- [Task objective] Pull every line containing the word "triangle" from the records.

_ _ _ _ _ _ _

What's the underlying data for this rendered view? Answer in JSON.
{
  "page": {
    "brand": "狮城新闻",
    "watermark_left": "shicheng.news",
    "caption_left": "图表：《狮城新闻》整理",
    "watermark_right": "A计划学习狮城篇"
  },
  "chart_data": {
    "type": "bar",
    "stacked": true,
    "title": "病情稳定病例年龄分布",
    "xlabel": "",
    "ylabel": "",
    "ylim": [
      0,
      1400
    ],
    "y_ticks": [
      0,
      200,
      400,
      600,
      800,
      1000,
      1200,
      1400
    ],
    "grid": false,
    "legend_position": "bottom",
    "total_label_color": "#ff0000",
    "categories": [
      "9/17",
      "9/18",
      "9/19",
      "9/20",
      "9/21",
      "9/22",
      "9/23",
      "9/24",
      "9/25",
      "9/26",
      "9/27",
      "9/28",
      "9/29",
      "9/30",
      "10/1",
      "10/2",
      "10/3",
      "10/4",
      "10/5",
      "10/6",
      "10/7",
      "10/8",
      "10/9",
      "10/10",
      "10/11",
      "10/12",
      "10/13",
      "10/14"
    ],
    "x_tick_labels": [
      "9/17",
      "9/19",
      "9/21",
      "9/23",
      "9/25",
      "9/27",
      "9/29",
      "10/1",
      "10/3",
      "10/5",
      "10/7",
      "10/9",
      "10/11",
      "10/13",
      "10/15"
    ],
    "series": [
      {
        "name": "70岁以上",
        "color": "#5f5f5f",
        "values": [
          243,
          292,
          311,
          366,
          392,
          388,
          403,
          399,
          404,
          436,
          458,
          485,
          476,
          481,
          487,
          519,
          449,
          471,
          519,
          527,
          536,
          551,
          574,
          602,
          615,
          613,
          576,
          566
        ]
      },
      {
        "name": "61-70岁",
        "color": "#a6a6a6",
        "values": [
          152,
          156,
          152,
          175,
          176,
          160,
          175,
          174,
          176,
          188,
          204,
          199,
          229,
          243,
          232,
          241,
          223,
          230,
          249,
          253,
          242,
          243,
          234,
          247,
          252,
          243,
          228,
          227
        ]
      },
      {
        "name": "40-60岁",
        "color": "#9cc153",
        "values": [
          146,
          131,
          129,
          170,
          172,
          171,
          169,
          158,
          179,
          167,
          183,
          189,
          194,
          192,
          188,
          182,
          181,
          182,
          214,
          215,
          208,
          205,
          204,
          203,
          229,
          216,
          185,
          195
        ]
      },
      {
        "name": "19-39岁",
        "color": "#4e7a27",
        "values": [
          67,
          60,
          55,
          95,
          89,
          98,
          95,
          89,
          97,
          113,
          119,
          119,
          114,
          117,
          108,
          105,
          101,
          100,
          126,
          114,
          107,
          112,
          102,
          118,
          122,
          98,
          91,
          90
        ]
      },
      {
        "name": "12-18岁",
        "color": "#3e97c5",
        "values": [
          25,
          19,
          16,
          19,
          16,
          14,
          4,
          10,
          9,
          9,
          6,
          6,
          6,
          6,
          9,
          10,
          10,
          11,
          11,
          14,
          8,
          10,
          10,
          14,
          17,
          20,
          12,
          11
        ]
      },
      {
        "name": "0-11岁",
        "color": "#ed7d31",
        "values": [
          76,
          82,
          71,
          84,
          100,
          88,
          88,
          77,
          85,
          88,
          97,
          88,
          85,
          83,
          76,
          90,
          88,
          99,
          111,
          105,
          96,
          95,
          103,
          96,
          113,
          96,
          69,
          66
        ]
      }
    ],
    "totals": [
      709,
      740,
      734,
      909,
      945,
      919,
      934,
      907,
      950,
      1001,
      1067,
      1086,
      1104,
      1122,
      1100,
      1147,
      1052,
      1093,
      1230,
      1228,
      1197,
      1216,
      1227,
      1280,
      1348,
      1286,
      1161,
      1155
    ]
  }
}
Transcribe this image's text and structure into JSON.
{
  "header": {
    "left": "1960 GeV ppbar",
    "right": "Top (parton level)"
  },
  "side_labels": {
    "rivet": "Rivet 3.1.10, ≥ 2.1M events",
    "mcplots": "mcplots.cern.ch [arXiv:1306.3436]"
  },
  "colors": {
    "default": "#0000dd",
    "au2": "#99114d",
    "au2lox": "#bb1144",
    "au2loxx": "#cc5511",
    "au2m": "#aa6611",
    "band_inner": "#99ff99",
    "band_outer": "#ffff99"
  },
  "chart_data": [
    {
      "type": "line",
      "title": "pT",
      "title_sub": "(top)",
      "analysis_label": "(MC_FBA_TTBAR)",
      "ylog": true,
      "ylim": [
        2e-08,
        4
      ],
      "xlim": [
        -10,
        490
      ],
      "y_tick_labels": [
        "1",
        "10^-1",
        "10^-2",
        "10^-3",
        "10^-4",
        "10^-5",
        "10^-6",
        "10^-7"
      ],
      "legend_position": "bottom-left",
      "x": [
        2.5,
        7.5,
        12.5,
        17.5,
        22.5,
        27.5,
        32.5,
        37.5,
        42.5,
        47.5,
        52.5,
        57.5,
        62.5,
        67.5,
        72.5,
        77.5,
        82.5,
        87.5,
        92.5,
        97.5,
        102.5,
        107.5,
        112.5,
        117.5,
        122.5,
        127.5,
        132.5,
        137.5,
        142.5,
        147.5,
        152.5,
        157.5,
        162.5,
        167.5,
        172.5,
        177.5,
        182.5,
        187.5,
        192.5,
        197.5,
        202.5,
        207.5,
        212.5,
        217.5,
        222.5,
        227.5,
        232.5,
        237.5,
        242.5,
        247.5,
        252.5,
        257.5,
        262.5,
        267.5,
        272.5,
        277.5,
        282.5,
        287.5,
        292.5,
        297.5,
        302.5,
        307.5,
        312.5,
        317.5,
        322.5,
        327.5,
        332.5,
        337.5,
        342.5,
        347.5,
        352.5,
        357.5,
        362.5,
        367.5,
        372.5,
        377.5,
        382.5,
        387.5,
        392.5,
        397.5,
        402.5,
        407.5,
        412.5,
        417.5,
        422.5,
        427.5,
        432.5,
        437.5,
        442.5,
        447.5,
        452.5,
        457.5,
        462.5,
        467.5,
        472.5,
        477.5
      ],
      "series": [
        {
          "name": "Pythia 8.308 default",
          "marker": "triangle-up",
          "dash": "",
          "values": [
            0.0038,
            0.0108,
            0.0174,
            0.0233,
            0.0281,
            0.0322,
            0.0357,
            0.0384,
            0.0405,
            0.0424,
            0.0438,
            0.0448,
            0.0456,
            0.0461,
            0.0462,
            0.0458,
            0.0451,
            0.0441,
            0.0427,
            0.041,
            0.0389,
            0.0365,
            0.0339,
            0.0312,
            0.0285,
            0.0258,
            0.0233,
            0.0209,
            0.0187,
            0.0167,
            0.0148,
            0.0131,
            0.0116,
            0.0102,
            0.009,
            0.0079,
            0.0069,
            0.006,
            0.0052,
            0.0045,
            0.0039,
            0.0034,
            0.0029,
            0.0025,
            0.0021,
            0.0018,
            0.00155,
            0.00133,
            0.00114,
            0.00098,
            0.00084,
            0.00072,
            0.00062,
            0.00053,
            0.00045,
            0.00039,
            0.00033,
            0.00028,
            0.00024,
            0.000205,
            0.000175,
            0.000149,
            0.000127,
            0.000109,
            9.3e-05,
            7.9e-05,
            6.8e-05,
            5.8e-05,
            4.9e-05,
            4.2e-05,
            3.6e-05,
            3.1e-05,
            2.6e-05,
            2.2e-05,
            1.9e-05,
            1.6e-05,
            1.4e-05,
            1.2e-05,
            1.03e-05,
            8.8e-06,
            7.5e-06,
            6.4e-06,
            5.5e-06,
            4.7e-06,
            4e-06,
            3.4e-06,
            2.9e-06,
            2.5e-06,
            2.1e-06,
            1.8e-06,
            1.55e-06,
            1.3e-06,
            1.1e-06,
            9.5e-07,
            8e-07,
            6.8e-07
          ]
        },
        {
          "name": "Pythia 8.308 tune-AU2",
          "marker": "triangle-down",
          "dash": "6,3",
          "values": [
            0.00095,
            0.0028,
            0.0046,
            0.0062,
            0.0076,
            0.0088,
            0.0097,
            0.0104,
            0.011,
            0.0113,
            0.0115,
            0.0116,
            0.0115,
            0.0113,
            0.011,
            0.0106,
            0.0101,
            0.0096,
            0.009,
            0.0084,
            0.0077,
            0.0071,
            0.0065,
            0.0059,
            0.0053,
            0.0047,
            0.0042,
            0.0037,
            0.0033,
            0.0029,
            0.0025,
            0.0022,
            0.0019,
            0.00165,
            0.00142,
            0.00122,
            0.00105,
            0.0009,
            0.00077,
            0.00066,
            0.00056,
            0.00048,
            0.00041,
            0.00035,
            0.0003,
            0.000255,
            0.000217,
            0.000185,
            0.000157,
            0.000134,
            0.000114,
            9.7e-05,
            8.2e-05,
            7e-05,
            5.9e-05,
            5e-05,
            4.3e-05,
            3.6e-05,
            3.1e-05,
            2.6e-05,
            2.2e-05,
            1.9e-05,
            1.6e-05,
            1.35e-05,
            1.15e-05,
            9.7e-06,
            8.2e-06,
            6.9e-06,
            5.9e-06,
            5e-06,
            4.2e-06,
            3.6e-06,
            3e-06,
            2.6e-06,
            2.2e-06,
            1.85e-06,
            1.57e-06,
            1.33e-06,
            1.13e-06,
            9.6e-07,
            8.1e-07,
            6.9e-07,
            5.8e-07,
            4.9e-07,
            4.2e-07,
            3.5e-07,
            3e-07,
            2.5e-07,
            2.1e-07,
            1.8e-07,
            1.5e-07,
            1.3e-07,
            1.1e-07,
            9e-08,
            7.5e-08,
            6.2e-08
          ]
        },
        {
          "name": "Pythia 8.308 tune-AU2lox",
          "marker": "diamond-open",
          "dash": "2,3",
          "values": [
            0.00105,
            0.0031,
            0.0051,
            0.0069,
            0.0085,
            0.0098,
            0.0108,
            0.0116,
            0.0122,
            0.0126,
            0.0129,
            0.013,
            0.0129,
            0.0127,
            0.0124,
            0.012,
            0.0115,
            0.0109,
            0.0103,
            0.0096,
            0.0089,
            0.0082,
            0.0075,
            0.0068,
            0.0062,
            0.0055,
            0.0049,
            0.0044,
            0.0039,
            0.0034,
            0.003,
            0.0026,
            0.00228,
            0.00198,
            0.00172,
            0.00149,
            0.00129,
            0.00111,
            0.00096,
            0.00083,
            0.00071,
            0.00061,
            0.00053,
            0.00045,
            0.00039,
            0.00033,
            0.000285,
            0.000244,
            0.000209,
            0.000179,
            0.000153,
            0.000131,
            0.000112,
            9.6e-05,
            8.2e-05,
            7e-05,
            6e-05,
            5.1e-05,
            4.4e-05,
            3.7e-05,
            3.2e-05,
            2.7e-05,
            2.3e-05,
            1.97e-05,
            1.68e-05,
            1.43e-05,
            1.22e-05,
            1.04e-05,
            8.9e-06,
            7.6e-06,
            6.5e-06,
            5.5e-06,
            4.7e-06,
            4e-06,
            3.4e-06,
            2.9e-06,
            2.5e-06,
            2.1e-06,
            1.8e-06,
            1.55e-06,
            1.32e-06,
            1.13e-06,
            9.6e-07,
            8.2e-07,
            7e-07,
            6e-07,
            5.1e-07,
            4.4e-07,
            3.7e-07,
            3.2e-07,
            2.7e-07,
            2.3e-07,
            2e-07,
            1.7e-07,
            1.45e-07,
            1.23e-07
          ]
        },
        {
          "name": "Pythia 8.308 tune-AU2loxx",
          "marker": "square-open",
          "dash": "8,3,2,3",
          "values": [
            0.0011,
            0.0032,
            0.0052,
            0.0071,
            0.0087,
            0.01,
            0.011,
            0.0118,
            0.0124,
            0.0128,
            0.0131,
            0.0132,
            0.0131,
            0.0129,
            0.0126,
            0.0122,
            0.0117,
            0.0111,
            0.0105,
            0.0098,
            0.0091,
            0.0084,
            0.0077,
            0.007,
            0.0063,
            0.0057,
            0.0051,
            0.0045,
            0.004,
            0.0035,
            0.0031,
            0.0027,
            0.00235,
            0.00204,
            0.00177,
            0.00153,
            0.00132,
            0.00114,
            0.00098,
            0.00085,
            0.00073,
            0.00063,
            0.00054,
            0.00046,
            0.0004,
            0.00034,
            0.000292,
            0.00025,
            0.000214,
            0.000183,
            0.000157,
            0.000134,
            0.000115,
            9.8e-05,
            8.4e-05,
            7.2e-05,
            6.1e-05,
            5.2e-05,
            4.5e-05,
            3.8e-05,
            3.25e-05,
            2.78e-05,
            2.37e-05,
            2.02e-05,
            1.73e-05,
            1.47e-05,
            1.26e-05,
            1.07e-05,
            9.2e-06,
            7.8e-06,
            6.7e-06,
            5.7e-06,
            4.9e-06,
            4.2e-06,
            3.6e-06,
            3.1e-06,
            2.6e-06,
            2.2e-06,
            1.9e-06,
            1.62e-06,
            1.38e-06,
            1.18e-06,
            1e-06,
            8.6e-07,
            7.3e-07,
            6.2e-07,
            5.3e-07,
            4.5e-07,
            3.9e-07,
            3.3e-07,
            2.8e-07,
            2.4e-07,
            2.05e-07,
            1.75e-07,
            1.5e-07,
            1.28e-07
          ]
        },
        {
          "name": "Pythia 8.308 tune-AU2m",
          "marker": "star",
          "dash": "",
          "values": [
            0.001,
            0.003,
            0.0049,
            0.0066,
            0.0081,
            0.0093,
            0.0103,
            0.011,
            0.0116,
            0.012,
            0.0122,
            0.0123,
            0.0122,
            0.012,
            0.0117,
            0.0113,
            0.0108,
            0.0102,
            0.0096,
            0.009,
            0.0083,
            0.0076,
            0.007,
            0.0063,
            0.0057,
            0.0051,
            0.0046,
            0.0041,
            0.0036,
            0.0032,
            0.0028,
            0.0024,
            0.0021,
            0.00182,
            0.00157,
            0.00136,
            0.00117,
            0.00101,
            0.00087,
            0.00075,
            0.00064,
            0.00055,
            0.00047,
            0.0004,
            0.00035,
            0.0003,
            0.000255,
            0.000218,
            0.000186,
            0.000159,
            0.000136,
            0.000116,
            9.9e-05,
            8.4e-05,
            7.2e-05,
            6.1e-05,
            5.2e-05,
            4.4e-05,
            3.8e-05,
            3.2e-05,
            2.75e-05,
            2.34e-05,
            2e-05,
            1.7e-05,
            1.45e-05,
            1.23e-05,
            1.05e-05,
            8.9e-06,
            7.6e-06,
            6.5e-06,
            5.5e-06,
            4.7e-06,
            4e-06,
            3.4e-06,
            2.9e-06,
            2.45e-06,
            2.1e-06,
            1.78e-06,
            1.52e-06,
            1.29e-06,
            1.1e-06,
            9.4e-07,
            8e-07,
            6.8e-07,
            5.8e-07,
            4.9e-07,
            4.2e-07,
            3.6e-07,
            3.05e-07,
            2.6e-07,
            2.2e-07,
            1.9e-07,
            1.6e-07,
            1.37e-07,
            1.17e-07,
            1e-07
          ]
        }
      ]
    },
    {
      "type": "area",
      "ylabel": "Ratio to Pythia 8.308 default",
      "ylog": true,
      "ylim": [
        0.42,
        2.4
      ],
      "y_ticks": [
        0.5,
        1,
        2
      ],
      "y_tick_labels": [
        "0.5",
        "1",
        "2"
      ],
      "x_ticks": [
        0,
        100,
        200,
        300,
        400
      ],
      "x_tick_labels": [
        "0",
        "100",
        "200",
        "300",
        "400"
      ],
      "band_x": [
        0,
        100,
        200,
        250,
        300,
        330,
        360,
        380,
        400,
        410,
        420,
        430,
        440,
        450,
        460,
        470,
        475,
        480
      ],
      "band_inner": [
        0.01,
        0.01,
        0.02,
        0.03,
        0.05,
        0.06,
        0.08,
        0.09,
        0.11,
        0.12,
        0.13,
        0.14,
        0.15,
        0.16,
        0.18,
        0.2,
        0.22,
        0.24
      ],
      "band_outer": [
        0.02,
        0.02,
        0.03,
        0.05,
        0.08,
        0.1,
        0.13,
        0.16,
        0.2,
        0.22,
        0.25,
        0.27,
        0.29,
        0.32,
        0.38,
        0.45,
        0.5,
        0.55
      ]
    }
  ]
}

_ _ _ _ _ _ _

- [Exercise solution]
          "marker": "triangle-up",
          "marker": "triangle-down",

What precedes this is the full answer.